--- YOUR INSTRUCTIONS ---
Restate the whole of the material. Keep every word, and drop the pictures.

◆ ◆ ◆ ◆ ◆ ◆ ◆

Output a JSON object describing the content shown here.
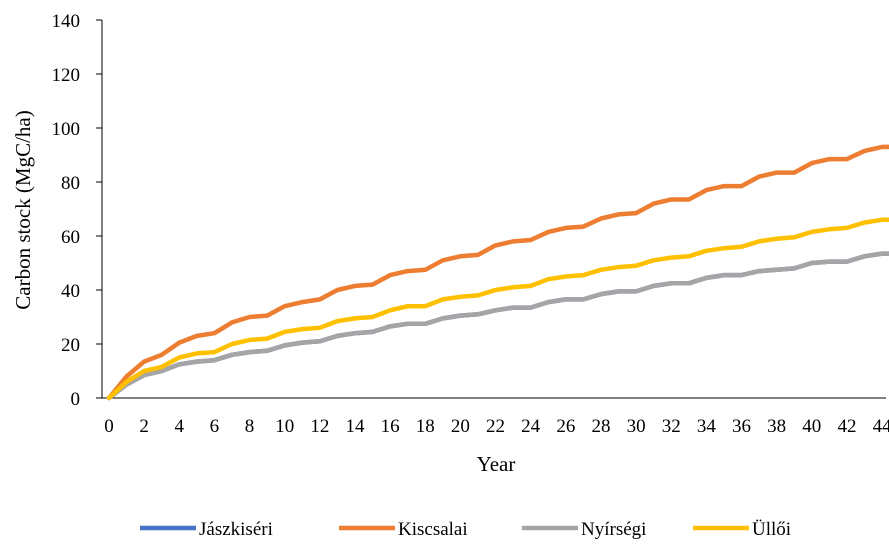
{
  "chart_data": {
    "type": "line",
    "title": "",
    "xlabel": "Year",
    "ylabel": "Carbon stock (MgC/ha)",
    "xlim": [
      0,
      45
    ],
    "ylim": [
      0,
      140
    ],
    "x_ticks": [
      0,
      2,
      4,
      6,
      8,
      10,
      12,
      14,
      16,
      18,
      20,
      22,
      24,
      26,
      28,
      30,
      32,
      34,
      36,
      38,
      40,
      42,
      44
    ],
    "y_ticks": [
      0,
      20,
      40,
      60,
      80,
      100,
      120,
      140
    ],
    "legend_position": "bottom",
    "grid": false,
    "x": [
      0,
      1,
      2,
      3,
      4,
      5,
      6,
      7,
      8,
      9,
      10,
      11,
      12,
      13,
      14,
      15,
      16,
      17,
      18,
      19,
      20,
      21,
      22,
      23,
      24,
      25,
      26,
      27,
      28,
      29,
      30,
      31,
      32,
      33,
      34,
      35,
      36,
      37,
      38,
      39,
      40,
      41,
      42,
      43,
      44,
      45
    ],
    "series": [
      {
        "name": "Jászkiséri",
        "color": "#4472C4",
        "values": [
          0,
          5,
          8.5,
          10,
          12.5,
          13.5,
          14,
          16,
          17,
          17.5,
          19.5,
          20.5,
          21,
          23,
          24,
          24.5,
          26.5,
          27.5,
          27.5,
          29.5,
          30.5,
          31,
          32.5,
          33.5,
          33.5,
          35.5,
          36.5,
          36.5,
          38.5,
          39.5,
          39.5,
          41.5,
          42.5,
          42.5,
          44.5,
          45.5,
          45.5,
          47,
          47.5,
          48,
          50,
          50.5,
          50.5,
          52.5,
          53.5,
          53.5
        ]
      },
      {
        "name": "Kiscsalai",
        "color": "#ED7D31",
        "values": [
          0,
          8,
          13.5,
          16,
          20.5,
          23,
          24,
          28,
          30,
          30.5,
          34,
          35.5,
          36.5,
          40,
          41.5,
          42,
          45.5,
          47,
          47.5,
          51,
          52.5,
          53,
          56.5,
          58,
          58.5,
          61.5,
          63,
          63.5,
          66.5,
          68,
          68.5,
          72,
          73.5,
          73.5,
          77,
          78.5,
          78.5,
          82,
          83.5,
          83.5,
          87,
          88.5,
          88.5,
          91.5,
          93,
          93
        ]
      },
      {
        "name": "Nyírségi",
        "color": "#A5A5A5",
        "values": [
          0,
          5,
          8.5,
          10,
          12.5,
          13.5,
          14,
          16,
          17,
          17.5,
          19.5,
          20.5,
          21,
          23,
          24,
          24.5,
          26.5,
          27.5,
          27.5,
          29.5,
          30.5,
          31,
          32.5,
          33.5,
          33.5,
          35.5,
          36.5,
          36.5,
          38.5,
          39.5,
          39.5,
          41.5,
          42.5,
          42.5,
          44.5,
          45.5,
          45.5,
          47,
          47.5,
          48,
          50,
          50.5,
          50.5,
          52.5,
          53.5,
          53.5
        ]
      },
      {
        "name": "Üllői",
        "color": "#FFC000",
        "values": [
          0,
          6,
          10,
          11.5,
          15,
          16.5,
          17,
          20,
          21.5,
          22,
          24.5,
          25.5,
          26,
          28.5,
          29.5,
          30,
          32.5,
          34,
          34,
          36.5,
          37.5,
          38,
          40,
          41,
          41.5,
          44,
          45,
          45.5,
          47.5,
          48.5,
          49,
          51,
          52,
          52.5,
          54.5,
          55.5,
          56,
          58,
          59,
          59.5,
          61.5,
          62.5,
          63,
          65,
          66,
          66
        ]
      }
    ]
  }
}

◆ ◆ ◆ ◆ ◆ ◆ ◆

--- WORKED ANSWER ---
Output a JSON object describing the content shown here.
{
  "chart_data": {
    "type": "line",
    "title": "",
    "xlabel": "Year",
    "ylabel": "Carbon stock (MgC/ha)",
    "xlim": [
      0,
      45
    ],
    "ylim": [
      0,
      140
    ],
    "x_ticks": [
      0,
      2,
      4,
      6,
      8,
      10,
      12,
      14,
      16,
      18,
      20,
      22,
      24,
      26,
      28,
      30,
      32,
      34,
      36,
      38,
      40,
      42,
      44
    ],
    "y_ticks": [
      0,
      20,
      40,
      60,
      80,
      100,
      120,
      140
    ],
    "legend_position": "bottom",
    "grid": false,
    "x": [
      0,
      1,
      2,
      3,
      4,
      5,
      6,
      7,
      8,
      9,
      10,
      11,
      12,
      13,
      14,
      15,
      16,
      17,
      18,
      19,
      20,
      21,
      22,
      23,
      24,
      25,
      26,
      27,
      28,
      29,
      30,
      31,
      32,
      33,
      34,
      35,
      36,
      37,
      38,
      39,
      40,
      41,
      42,
      43,
      44,
      45
    ],
    "series": [
      {
        "name": "Jászkiséri",
        "color": "#4472C4",
        "values": [
          0,
          5,
          8.5,
          10,
          12.5,
          13.5,
          14,
          16,
          17,
          17.5,
          19.5,
          20.5,
          21,
          23,
          24,
          24.5,
          26.5,
          27.5,
          27.5,
          29.5,
          30.5,
          31,
          32.5,
          33.5,
          33.5,
          35.5,
          36.5,
          36.5,
          38.5,
          39.5,
          39.5,
          41.5,
          42.5,
          42.5,
          44.5,
          45.5,
          45.5,
          47,
          47.5,
          48,
          50,
          50.5,
          50.5,
          52.5,
          53.5,
          53.5
        ]
      },
      {
        "name": "Kiscsalai",
        "color": "#ED7D31",
        "values": [
          0,
          8,
          13.5,
          16,
          20.5,
          23,
          24,
          28,
          30,
          30.5,
          34,
          35.5,
          36.5,
          40,
          41.5,
          42,
          45.5,
          47,
          47.5,
          51,
          52.5,
          53,
          56.5,
          58,
          58.5,
          61.5,
          63,
          63.5,
          66.5,
          68,
          68.5,
          72,
          73.5,
          73.5,
          77,
          78.5,
          78.5,
          82,
          83.5,
          83.5,
          87,
          88.5,
          88.5,
          91.5,
          93,
          93
        ]
      },
      {
        "name": "Nyírségi",
        "color": "#A5A5A5",
        "values": [
          0,
          5,
          8.5,
          10,
          12.5,
          13.5,
          14,
          16,
          17,
          17.5,
          19.5,
          20.5,
          21,
          23,
          24,
          24.5,
          26.5,
          27.5,
          27.5,
          29.5,
          30.5,
          31,
          32.5,
          33.5,
          33.5,
          35.5,
          36.5,
          36.5,
          38.5,
          39.5,
          39.5,
          41.5,
          42.5,
          42.5,
          44.5,
          45.5,
          45.5,
          47,
          47.5,
          48,
          50,
          50.5,
          50.5,
          52.5,
          53.5,
          53.5
        ]
      },
      {
        "name": "Üllői",
        "color": "#FFC000",
        "values": [
          0,
          6,
          10,
          11.5,
          15,
          16.5,
          17,
          20,
          21.5,
          22,
          24.5,
          25.5,
          26,
          28.5,
          29.5,
          30,
          32.5,
          34,
          34,
          36.5,
          37.5,
          38,
          40,
          41,
          41.5,
          44,
          45,
          45.5,
          47.5,
          48.5,
          49,
          51,
          52,
          52.5,
          54.5,
          55.5,
          56,
          58,
          59,
          59.5,
          61.5,
          62.5,
          63,
          65,
          66,
          66
        ]
      }
    ]
  }
}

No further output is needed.